━━━ Data lines ━━━

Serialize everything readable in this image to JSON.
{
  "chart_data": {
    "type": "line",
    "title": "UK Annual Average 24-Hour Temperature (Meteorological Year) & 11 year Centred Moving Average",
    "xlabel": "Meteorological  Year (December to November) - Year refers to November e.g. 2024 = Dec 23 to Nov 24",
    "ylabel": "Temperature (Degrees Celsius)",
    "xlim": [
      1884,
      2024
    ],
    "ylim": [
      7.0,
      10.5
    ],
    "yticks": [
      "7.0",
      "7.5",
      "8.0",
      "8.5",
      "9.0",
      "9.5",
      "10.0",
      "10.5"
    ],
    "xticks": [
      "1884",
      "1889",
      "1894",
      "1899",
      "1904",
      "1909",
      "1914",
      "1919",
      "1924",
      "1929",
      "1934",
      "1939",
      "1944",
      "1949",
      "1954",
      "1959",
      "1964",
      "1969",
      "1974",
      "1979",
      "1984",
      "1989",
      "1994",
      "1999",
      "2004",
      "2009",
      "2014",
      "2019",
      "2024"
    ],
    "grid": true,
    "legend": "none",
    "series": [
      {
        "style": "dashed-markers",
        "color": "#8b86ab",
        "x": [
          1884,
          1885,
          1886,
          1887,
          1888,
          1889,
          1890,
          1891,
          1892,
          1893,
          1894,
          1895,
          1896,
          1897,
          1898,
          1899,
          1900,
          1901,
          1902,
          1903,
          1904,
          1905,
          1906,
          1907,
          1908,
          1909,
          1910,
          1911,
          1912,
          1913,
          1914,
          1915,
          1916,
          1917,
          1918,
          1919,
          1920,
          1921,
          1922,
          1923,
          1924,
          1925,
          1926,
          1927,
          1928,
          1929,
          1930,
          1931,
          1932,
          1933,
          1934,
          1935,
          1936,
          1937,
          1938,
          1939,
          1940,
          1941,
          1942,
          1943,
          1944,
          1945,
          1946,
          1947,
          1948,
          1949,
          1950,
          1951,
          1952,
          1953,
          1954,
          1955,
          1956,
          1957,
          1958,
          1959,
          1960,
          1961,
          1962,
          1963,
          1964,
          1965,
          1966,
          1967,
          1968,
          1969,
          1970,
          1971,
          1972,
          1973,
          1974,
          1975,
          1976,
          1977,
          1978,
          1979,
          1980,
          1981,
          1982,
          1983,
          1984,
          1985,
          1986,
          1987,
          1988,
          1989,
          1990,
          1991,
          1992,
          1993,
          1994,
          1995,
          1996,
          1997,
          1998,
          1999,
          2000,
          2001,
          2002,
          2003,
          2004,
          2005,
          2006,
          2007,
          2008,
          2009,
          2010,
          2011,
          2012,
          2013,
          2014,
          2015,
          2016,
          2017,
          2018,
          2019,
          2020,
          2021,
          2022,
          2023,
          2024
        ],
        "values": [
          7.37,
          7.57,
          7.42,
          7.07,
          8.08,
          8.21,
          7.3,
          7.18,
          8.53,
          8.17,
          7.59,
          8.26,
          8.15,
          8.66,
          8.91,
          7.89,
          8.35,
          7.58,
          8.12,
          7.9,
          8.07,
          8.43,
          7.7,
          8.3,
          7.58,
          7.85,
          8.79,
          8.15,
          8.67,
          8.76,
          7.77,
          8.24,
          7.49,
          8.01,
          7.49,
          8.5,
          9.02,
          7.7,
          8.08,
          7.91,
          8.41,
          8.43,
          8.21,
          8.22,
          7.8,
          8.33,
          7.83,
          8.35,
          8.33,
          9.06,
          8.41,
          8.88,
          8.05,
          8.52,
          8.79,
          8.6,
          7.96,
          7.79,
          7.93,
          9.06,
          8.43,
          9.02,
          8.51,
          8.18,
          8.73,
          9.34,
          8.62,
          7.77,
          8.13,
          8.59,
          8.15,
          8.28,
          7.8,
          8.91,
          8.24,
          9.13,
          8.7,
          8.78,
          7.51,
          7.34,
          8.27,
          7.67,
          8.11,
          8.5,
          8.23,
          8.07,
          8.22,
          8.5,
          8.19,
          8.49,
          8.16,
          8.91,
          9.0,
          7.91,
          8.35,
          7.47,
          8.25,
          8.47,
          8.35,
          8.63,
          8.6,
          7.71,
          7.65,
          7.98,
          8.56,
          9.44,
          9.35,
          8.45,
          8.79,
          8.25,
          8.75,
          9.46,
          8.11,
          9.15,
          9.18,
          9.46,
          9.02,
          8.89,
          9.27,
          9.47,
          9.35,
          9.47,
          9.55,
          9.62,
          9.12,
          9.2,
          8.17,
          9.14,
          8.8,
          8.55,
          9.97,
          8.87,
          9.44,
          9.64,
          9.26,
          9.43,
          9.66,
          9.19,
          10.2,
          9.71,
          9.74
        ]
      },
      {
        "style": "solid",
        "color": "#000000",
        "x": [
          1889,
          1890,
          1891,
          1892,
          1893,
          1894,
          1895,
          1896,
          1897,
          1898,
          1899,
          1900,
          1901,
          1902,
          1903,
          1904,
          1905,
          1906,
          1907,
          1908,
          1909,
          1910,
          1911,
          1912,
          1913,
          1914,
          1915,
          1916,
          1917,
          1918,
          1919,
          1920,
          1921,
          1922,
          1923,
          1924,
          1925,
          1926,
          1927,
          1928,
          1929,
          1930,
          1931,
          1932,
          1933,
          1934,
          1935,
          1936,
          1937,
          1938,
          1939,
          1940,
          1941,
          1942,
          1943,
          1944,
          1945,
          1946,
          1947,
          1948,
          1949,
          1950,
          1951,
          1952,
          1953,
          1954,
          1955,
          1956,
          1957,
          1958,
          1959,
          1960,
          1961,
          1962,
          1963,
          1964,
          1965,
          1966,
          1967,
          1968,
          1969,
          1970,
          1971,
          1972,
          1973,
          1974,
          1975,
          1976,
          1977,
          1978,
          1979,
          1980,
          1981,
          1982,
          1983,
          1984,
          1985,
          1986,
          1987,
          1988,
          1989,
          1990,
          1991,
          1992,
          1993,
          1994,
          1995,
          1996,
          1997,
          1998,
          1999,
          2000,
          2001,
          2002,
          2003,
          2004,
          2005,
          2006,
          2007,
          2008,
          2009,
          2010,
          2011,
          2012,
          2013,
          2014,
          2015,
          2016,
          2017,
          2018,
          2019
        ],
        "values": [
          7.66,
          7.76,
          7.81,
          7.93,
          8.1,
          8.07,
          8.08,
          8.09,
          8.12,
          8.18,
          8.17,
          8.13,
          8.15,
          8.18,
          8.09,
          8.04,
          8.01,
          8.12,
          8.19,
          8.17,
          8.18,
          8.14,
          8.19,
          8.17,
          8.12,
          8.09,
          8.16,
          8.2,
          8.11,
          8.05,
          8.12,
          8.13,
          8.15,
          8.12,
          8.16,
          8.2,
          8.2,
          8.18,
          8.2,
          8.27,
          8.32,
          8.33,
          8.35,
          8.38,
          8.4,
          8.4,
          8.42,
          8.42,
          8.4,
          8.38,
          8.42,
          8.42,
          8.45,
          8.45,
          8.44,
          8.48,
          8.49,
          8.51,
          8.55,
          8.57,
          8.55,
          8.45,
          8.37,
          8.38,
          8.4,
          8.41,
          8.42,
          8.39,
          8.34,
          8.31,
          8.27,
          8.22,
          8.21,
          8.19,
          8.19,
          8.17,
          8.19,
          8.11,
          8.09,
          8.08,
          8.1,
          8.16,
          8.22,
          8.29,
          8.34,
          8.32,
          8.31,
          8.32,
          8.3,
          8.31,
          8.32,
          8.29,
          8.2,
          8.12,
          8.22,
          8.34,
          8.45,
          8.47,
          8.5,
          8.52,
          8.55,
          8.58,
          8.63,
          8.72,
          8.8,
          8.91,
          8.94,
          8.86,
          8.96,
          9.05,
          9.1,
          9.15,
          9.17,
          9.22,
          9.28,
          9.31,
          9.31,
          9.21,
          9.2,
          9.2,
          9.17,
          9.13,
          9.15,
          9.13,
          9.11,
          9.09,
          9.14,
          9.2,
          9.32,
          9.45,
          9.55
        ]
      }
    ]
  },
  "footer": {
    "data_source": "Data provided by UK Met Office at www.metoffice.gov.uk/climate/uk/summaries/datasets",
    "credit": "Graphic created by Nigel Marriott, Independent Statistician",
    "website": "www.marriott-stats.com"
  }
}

━━━

## Direction
Go through the material line by line. Show each line that contains the string "Meteorological".

## Exercise response
    "title": "UK Annual Average 24-Hour Temperature (Meteorological Year) & 11 year Centred Moving Average",
    "xlabel": "Meteorological  Year (December to November) - Year refers to November e.g. 2024 = Dec 23 to Nov 24",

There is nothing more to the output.